Copy all lines of the listing that include the string "this".

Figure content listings

>> Begin

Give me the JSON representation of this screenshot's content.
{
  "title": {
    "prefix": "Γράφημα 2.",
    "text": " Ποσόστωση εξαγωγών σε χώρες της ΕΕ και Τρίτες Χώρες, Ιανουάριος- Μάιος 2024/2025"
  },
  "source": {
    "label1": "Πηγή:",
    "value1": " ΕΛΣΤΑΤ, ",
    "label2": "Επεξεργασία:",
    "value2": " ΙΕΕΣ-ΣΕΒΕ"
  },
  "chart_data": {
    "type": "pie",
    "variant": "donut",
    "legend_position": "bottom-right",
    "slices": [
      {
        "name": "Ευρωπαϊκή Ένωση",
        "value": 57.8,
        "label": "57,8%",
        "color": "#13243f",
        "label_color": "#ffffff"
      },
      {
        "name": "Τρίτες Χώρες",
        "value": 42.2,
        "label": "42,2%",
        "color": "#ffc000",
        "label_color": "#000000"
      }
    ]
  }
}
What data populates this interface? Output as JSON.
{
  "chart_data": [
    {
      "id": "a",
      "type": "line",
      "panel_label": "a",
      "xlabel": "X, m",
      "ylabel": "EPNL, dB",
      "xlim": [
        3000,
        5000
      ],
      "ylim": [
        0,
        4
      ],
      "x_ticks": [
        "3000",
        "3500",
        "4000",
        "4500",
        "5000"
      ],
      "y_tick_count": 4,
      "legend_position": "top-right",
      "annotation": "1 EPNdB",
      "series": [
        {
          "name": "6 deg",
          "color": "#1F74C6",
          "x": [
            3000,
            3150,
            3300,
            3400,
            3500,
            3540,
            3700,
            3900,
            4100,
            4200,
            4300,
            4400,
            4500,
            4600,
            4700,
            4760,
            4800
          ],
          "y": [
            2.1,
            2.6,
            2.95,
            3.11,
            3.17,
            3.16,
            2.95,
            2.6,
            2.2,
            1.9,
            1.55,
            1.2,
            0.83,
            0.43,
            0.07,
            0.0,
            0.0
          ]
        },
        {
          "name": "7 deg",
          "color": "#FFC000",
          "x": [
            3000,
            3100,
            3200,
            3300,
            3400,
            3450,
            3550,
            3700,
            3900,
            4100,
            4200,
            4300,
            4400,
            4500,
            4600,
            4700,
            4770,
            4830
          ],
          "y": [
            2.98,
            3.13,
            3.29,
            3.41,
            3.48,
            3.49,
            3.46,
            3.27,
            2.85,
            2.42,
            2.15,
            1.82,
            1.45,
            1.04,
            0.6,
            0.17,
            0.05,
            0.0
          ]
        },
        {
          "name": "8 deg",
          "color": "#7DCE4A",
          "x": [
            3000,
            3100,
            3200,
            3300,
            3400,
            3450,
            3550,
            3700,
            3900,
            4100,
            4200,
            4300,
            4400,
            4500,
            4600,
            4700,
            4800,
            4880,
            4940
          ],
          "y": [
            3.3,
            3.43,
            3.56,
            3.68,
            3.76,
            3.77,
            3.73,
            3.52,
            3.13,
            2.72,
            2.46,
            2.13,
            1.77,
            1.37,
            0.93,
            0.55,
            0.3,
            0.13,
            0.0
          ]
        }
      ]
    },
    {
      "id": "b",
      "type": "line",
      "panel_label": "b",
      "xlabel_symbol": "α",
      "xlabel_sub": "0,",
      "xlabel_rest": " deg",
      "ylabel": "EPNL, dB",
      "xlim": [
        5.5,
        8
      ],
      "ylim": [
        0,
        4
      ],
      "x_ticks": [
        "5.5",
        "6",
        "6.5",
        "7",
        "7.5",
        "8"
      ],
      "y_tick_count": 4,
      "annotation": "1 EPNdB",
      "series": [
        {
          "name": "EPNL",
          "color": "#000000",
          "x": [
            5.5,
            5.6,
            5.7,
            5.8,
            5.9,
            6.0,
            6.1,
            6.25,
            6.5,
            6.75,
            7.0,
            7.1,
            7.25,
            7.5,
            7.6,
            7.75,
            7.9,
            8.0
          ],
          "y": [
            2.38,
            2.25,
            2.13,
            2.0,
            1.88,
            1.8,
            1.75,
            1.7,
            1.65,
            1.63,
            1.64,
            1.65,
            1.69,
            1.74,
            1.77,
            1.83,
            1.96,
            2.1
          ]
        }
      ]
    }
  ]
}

>> End

TASK RESPONSE
Give me the JSON representation of this screenshot's content.
What data populates this interface? Output as JSON.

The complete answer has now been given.